◆ **EXERCISE DIRECTIONS**: Locate the word "CIDM" in the material, then show every line that holds it.

◆ **DATA RECORDS**:
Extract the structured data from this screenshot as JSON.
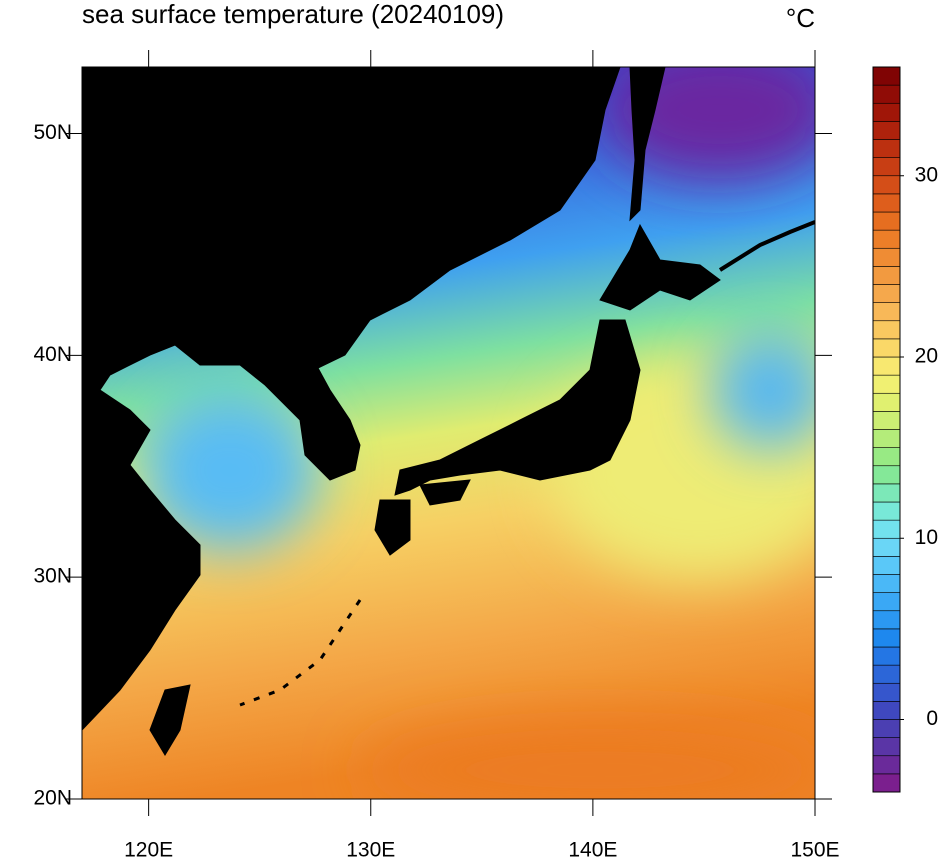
{
  "title": "sea surface temperature (20240109)",
  "units": "°C",
  "map": {
    "xlim": [
      117,
      150
    ],
    "ylim": [
      20,
      53
    ],
    "xticks": [
      {
        "value": 120,
        "label": "120E"
      },
      {
        "value": 130,
        "label": "130E"
      },
      {
        "value": 140,
        "label": "140E"
      },
      {
        "value": 150,
        "label": "150E"
      }
    ],
    "yticks": [
      {
        "value": 20,
        "label": "20N"
      },
      {
        "value": 30,
        "label": "30N"
      },
      {
        "value": 40,
        "label": "40N"
      },
      {
        "value": 50,
        "label": "50N"
      }
    ],
    "land_color": "#000000"
  },
  "colorbar": {
    "lim": [
      -4,
      36
    ],
    "ticks": [
      0,
      10,
      20,
      30
    ],
    "colors": [
      "#7b1f8e",
      "#6a2a9a",
      "#5a35a6",
      "#4b3fb2",
      "#3f48bf",
      "#3656cc",
      "#2c66d8",
      "#2476e4",
      "#1e88ee",
      "#2b98f2",
      "#3aa8f5",
      "#4ab8f7",
      "#5ac8f8",
      "#6ad6f6",
      "#72e2ee",
      "#78e8d8",
      "#7ce8b8",
      "#84e898",
      "#98ea84",
      "#b4ec7a",
      "#ccee74",
      "#e0f070",
      "#f0f072",
      "#f8e870",
      "#fad868",
      "#f9c860",
      "#f8b858",
      "#f5a84c",
      "#f29a40",
      "#ef8c34",
      "#ec7e28",
      "#e66e20",
      "#de5e1c",
      "#d44e18",
      "#c83e14",
      "#bc3010",
      "#ae220c",
      "#a01608",
      "#900c06",
      "#800404"
    ]
  }
}
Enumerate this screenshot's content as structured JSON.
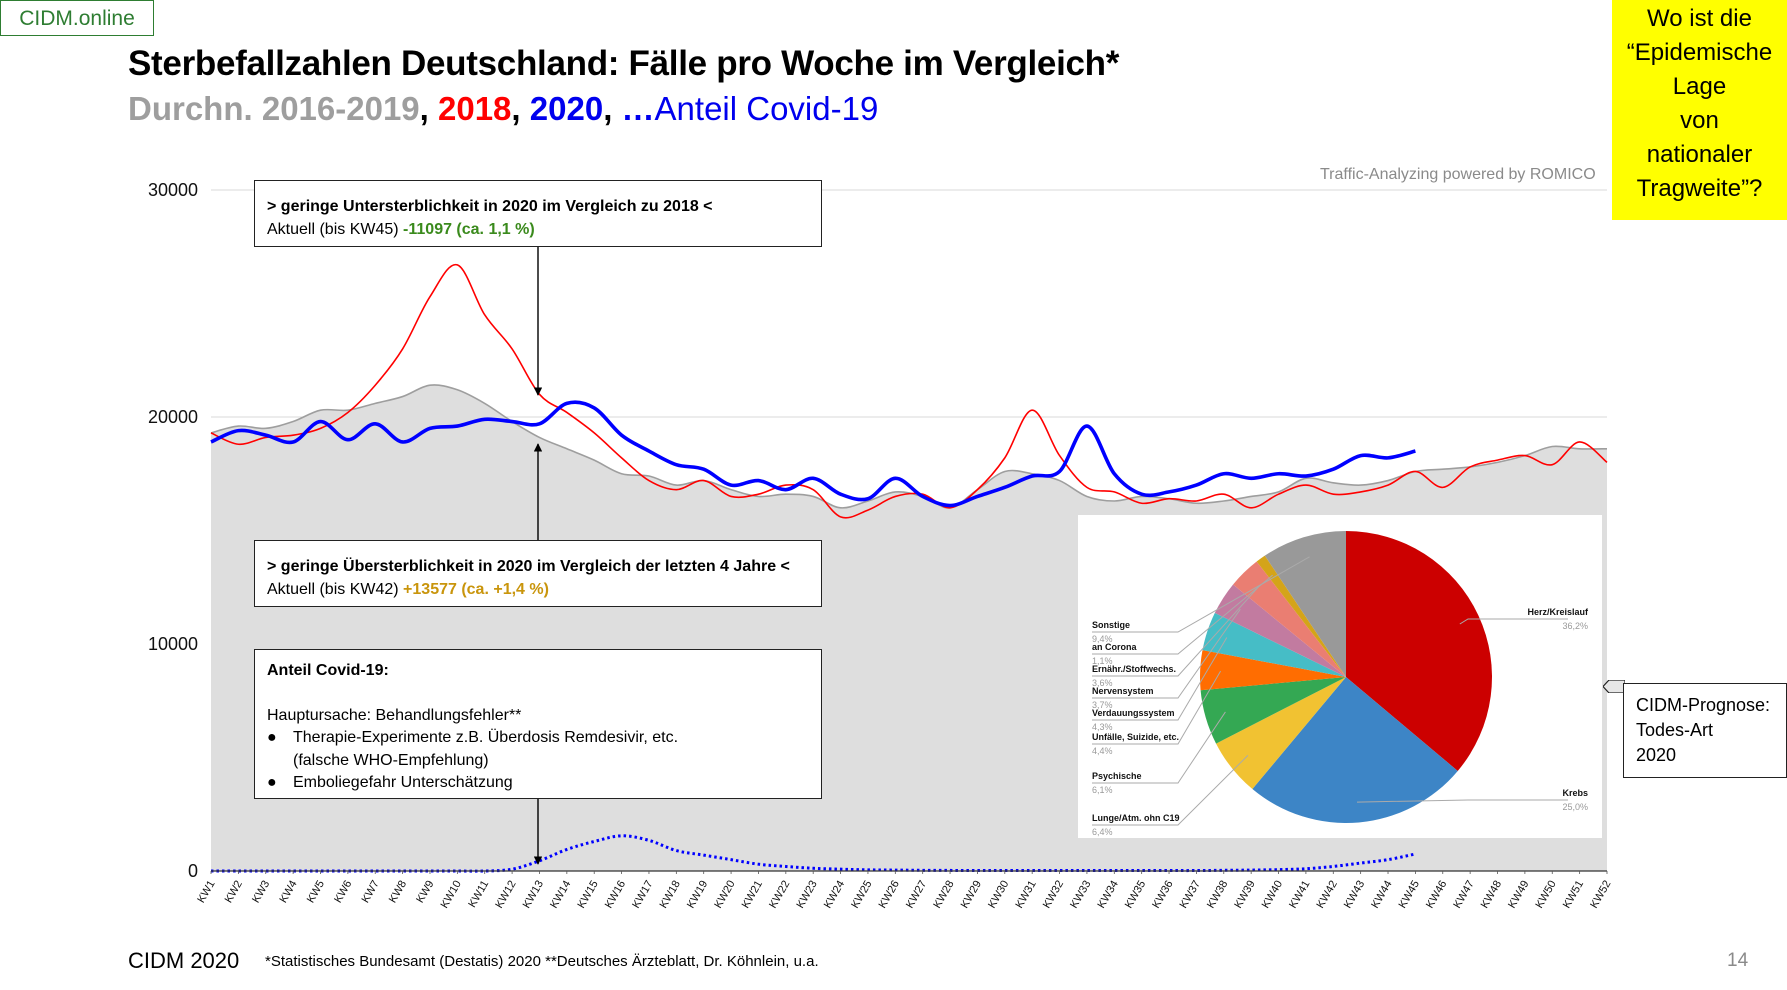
{
  "brand": "CIDM.online",
  "title": "Sterbefallzahlen Deutschland: Fälle pro Woche im Vergleich*",
  "subtitle": {
    "avg": "Durchn. 2016-2019",
    "sep1": ", ",
    "y2018": "2018",
    "sep2": ", ",
    "y2020": "2020",
    "sep3": ", ",
    "dots": "…",
    "covid": "Anteil Covid-19"
  },
  "question_box": "Wo ist die\n“Epidemische\nLage\nvon\nnationaler\nTragweite”?",
  "watermark": "Traffic-Analyzing powered by ROMICO",
  "annotations": {
    "box1": {
      "heading": "> geringe Untersterblichkeit in 2020 im Vergleich zu 2018 <",
      "prefix": "Aktuell (bis KW45) ",
      "value": "-11097 (ca. 1,1 %)"
    },
    "box2": {
      "heading": "> geringe Übersterblichkeit in 2020 im Vergleich der letzten 4 Jahre <",
      "prefix": "Aktuell (bis KW42) ",
      "value": "+13577 (ca. +1,4 %)"
    },
    "box3": {
      "heading": "Anteil Covid-19:",
      "line1": "Hauptursache: Behandlungsfehler**",
      "bullet1": "Therapie-Experimente z.B. Überdosis Remdesivir, etc.",
      "bullet1b": "(falsche WHO-Empfehlung)",
      "bullet2": "Emboliegefahr Unterschätzung",
      "bullet_glyph": "●"
    }
  },
  "prognose_box": "CIDM-Prognose:\nTodes-Art\n2020",
  "footer": {
    "left": "CIDM 2020",
    "sources": "*Statistisches Bundesamt (Destatis) 2020    **Deutsches Ärzteblatt, Dr. Köhnlein, u.a.",
    "page": "14"
  },
  "colors": {
    "avg": "#9e9e9e",
    "avg_fill": "#dedede",
    "y2018": "#ff0000",
    "y2020": "#0000ff",
    "covid": "#0000ff",
    "brand": "#2e7d32",
    "highlight": "#ffff00"
  },
  "chart_data": [
    {
      "type": "line",
      "title": "Sterbefallzahlen Deutschland: Fälle pro Woche im Vergleich*",
      "xlabel": "",
      "ylabel": "",
      "ylim": [
        0,
        30000
      ],
      "yticks": [
        0,
        10000,
        20000,
        30000
      ],
      "grid": true,
      "categories": [
        "KW1",
        "KW2",
        "KW3",
        "KW4",
        "KW5",
        "KW6",
        "KW7",
        "KW8",
        "KW9",
        "KW10",
        "KW11",
        "KW12",
        "KW13",
        "KW14",
        "KW15",
        "KW16",
        "KW17",
        "KW18",
        "KW19",
        "KW20",
        "KW21",
        "KW22",
        "KW23",
        "KW24",
        "KW25",
        "KW26",
        "KW27",
        "KW28",
        "KW29",
        "KW30",
        "KW31",
        "KW32",
        "KW33",
        "KW34",
        "KW35",
        "KW36",
        "KW37",
        "KW38",
        "KW39",
        "KW40",
        "KW41",
        "KW42",
        "KW43",
        "KW44",
        "KW45",
        "KW46",
        "KW47",
        "KW48",
        "KW49",
        "KW50",
        "KW51",
        "KW52"
      ],
      "series": [
        {
          "name": "Durchn. 2016-2019",
          "style": "area",
          "values": [
            19300,
            19600,
            19500,
            19800,
            20300,
            20300,
            20600,
            20900,
            21400,
            21200,
            20600,
            19800,
            19100,
            18600,
            18100,
            17500,
            17400,
            17000,
            17200,
            16800,
            16500,
            16600,
            16500,
            16000,
            16300,
            16700,
            16500,
            16000,
            16800,
            17600,
            17500,
            17200,
            16500,
            16300,
            16500,
            16400,
            16200,
            16300,
            16500,
            16700,
            17300,
            17100,
            17000,
            17200,
            17600,
            17700,
            17800,
            18000,
            18300,
            18700,
            18600,
            18600
          ]
        },
        {
          "name": "2018",
          "style": "line",
          "values": [
            19300,
            18800,
            19100,
            19200,
            19500,
            20200,
            21400,
            23000,
            25300,
            26700,
            24500,
            23000,
            21000,
            20200,
            19300,
            18200,
            17200,
            16800,
            17200,
            16500,
            16600,
            17000,
            16800,
            15600,
            15900,
            16500,
            16600,
            16000,
            16800,
            18200,
            20300,
            18300,
            16900,
            16700,
            16200,
            16400,
            16300,
            16600,
            16000,
            16600,
            17000,
            16600,
            16700,
            17000,
            17600,
            16900,
            17800,
            18100,
            18300,
            17900,
            18900,
            18000
          ]
        },
        {
          "name": "2020",
          "style": "thick-line",
          "values": [
            18900,
            19400,
            19200,
            18900,
            19800,
            19000,
            19700,
            18900,
            19500,
            19600,
            19900,
            19800,
            19700,
            20600,
            20400,
            19200,
            18500,
            17900,
            17700,
            17000,
            17200,
            16800,
            17300,
            16600,
            16400,
            17300,
            16500,
            16100,
            16500,
            16900,
            17400,
            17600,
            19600,
            17500,
            16600,
            16700,
            17000,
            17500,
            17300,
            17500,
            17400,
            17700,
            18300,
            18200,
            18500
          ]
        },
        {
          "name": "Anteil Covid-19",
          "style": "dotted",
          "values": [
            0,
            0,
            0,
            0,
            0,
            0,
            0,
            0,
            0,
            0,
            0,
            80,
            450,
            950,
            1300,
            1550,
            1350,
            900,
            700,
            500,
            300,
            200,
            120,
            80,
            50,
            40,
            30,
            25,
            20,
            20,
            20,
            20,
            20,
            20,
            20,
            20,
            20,
            30,
            40,
            60,
            100,
            200,
            350,
            500,
            750
          ]
        }
      ]
    },
    {
      "type": "pie",
      "title": "CIDM-Prognose: Todes-Art 2020",
      "slices": [
        {
          "label": "Herz/Kreislauf",
          "value": 36.2,
          "display": "36,2%",
          "color": "#cc0000"
        },
        {
          "label": "Krebs",
          "value": 25.0,
          "display": "25,0%",
          "color": "#3d85c6"
        },
        {
          "label": "Lunge/Atm. ohn C19",
          "value": 6.4,
          "display": "6,4%",
          "color": "#f1c232"
        },
        {
          "label": "Psychische",
          "value": 6.1,
          "display": "6,1%",
          "color": "#34a853"
        },
        {
          "label": "Unfälle, Suizide, etc.",
          "value": 4.4,
          "display": "4,4%",
          "color": "#ff6d01"
        },
        {
          "label": "Verdauungssystem",
          "value": 4.3,
          "display": "4,3%",
          "color": "#46bdc6"
        },
        {
          "label": "Nervensystem",
          "value": 3.7,
          "display": "3,7%",
          "color": "#c27ba0"
        },
        {
          "label": "Ernähr./Stoffwechs.",
          "value": 3.6,
          "display": "3,6%",
          "color": "#ea7e72"
        },
        {
          "label": "an Corona",
          "value": 1.1,
          "display": "1,1%",
          "color": "#d4a419"
        },
        {
          "label": "Sonstige",
          "value": 9.4,
          "display": "9,4%",
          "color": "#999999"
        }
      ]
    }
  ]
}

◆ **FULL SOLUTION**:
  "brand": "CIDM.online",
  "prognose_box": "CIDM-Prognose:\nTodes-Art\n2020",
    "left": "CIDM 2020",
      "title": "CIDM-Prognose: Todes-Art 2020",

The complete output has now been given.